## AIM
How many lines hold the string "изделие"? Reply with the number alone.

==== RECORDS FOR PROCESSING

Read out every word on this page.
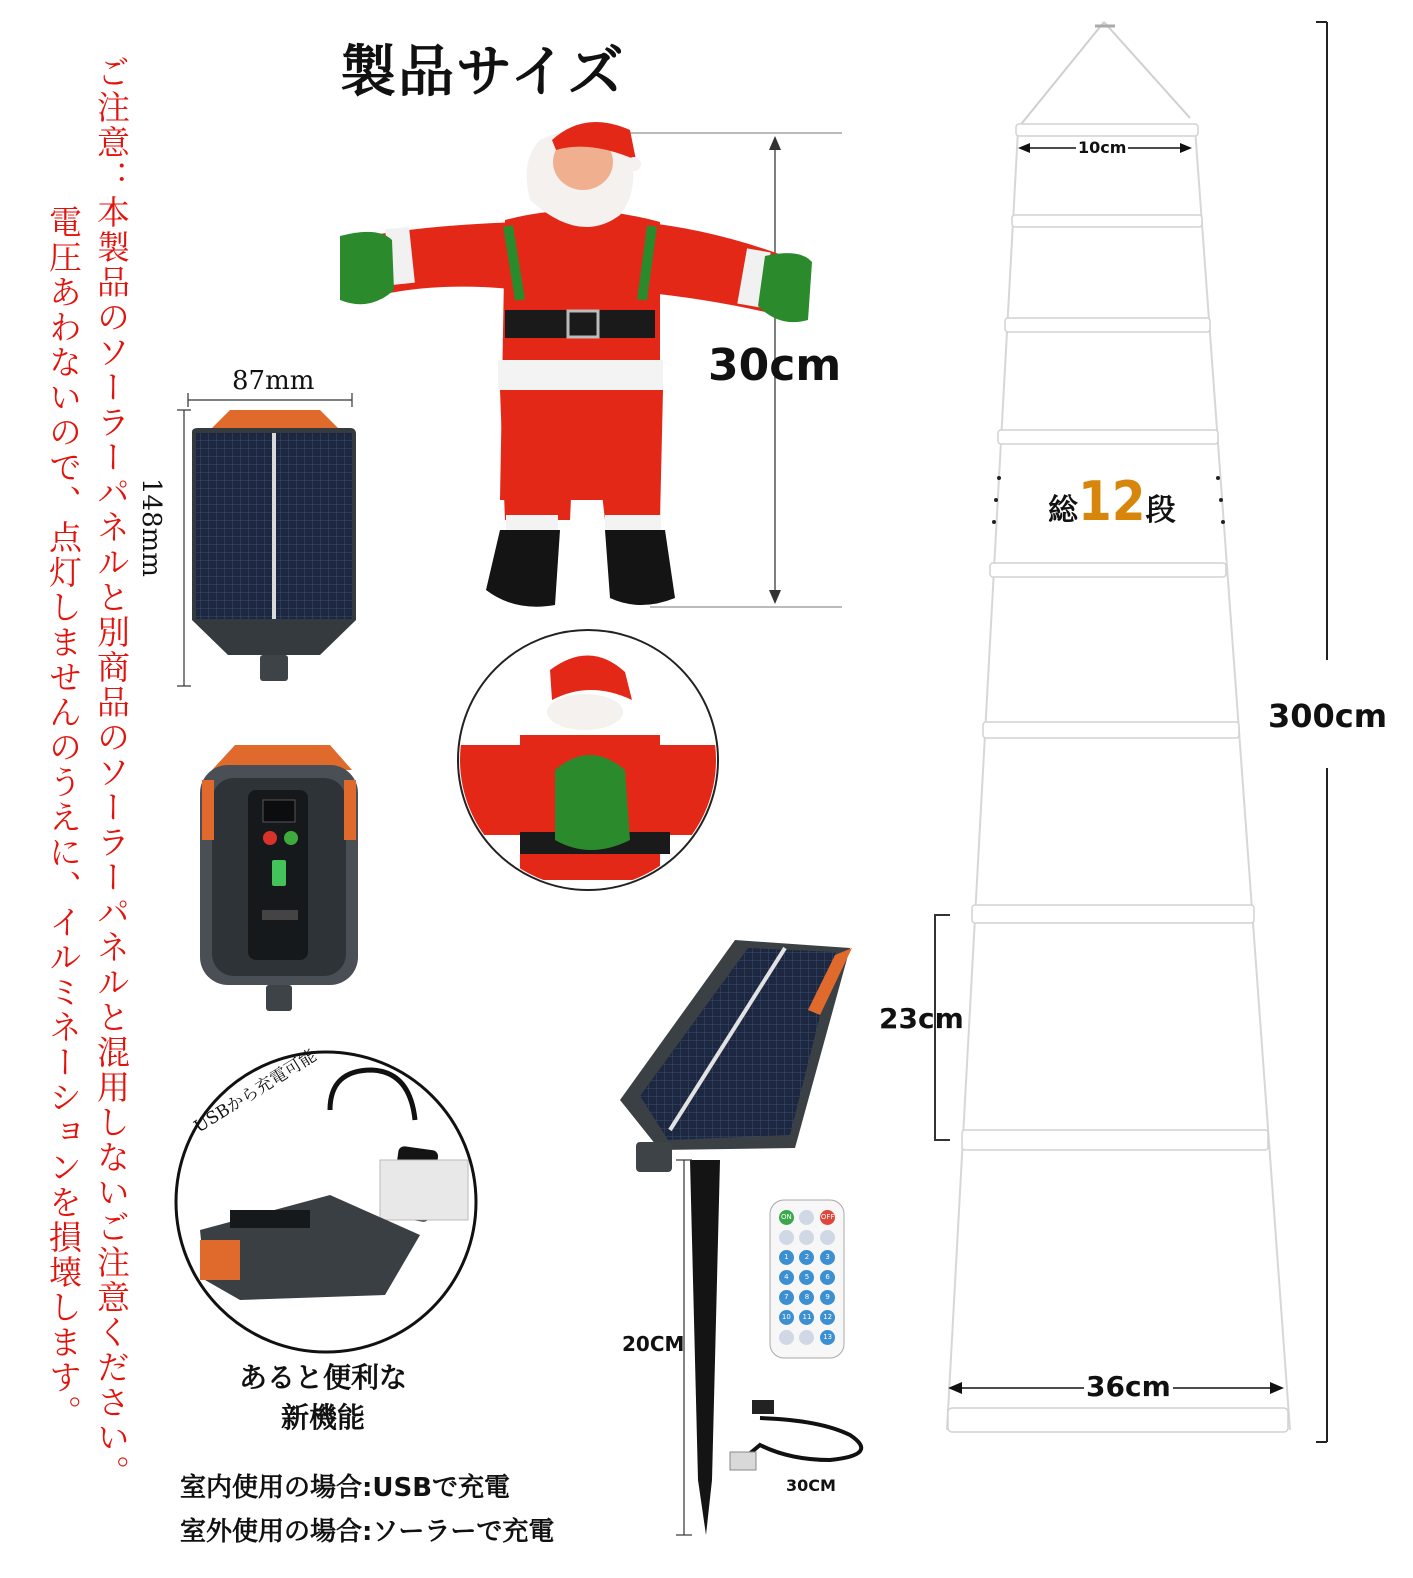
ご注意：本製品のソーラーパネルと別商品のソーラーパネルと混用しないご注意ください。
電圧あわないので、点灯しませんのうえに、イルミネーションを損壊します。
製品サイズ
30cm
87mm
148mm
USBから充電可能
あると便利な
新機能
室内使用の場合:USBで充電
室外使用の場合:ソーラーで充電
20CM
30CM
ON	OFF
1	2	3
4	5	6
7	8	9
10	11	12
13
10cm
36cm
23cm
300cm
総12段
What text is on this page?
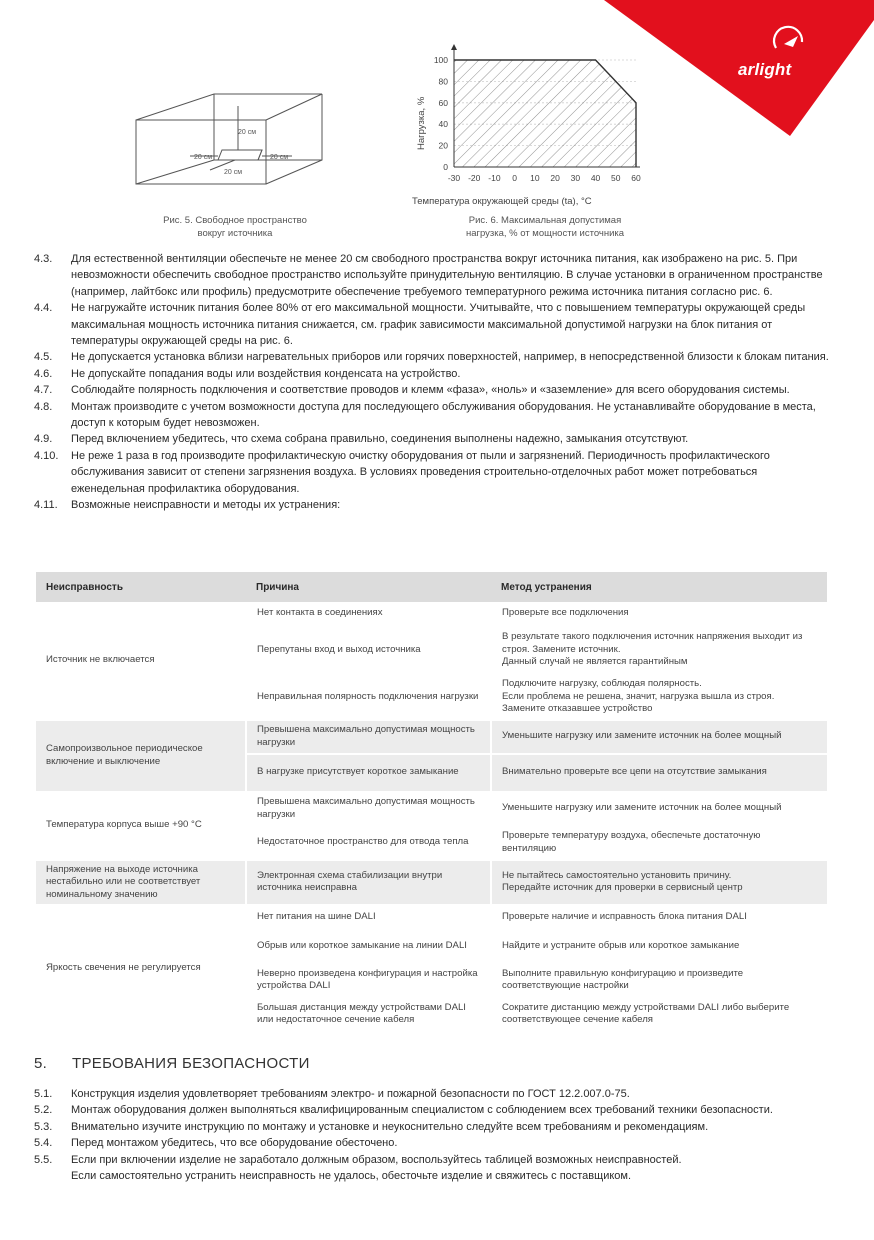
arlight
20 см
20 см	20 см
20 см
Рис. 5. Свободное пространство
вокруг источника
0
20
40
60
80
100
-30 -20 -10 0 10 20 30 40 50 60
Нагрузка, %
Температура окружающей среды (ta), °C
Рис. 6. Максимальная допустимая
нагрузка, % от мощности источника
4.3.	Для естественной вентиляции обеспечьте не менее 20 см свободного пространства вокруг источника питания, как изображено на рис. 5. При невозможности обеспечить свободное пространство используйте принудительную вентиляцию. В случае установки в ограниченном пространстве (например, лайтбокс или профиль) предусмотрите обеспечение требуемого температурного режима источника питания согласно рис. 6.
4.4.	Не нагружайте источник питания более 80% от его максимальной мощности. Учитывайте, что с повышением температуры окружающей среды максимальная мощность источника питания снижается, см. график зависимости максимальной допустимой нагрузки на блок питания от температуры окружающей среды на рис. 6.
4.5.	Не допускается установка вблизи нагревательных приборов или горячих поверхностей, например, в непосредственной близости к блокам питания.
4.6.	Не допускайте попадания воды или воздействия конденсата на устройство.
4.7.	Соблюдайте полярность подключения и соответствие проводов и клемм «фаза», «ноль» и «заземление» для всего оборудования системы.
4.8.	Монтаж производите с учетом возможности доступа для последующего обслуживания оборудования. Не устанавливайте оборудование в места, доступ к которым будет невозможен.
4.9.	Перед включением убедитесь, что схема собрана правильно, соединения выполнены надежно, замыкания отсутствуют.
4.10.	Не реже 1 раза в год производите профилактическую очистку оборудования от пыли и загрязнений. Периодичность профилактического обслуживания зависит от степени загрязнения воздуха. В условиях проведения строительно-отделочных работ может потребоваться еженедельная профилактика оборудования.
4.11.	Возможные неисправности и методы их устранения:
Неисправность	Причина	Метод устранения
Источник не включается	Нет контакта в соединениях	Проверьте все подключения
	Перепутаны вход и выход источника	В результате такого подключения источник напряжения выходит из строя. Замените источник.
Данный случай не является гарантийным
	Неправильная полярность подключения нагрузки	Подключите нагрузку, соблюдая полярность.
Если проблема не решена, значит, нагрузка вышла из строя.
Замените отказавшее устройство
Самопроизвольное периодическое включение и выключение	Превышена максимально допустимая мощность нагрузки	Уменьшите нагрузку или замените источник на более мощный
	В нагрузке присутствует короткое замыкание	Внимательно проверьте все цепи на отсутствие замыкания
Температура корпуса выше +90 °C	Превышена максимально допустимая мощность нагрузки	Уменьшите нагрузку или замените источник на более мощный
	Недостаточное пространство для отвода тепла	Проверьте температуру воздуха, обеспечьте достаточную вентиляцию
Напряжение на выходе источника нестабильно или не соответствует номинальному значению	Электронная схема стабилизации внутри источника неисправна	Не пытайтесь самостоятельно установить причину.
Передайте источник для проверки в сервисный центр
Яркость свечения не регулируется	Нет питания на шине DALI	Проверьте наличие и исправность блока питания DALI
	Обрыв или короткое замыкание на линии DALI	Найдите и устраните обрыв или короткое замыкание
	Неверно произведена конфигурация и настройка устройства DALI	Выполните правильную конфигурацию и произведите соответствующие настройки
	Большая дистанция между устройствами DALI или недостаточное сечение кабеля	Сократите дистанцию между устройствами DALI либо выберите соответствующее сечение кабеля
5. ТРЕБОВАНИЯ БЕЗОПАСНОСТИ
5.1.	Конструкция изделия удовлетворяет требованиям электро- и пожарной безопасности по ГОСТ 12.2.007.0-75.
5.2.	Монтаж оборудования должен выполняться квалифицированным специалистом с соблюдением всех требований техники безопасности.
5.3.	Внимательно изучите инструкцию по монтажу и установке и неукоснительно следуйте всем требованиям и рекомендациям.
5.4.	Перед монтажом убедитесь, что все оборудование обесточено.
5.5.	Если при включении изделие не заработало должным образом, воспользуйтесь таблицей возможных неисправностей.
Если самостоятельно устранить неисправность не удалось, обесточьте изделие и свяжитесь с поставщиком.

========

## EXPECTED ANSWER
2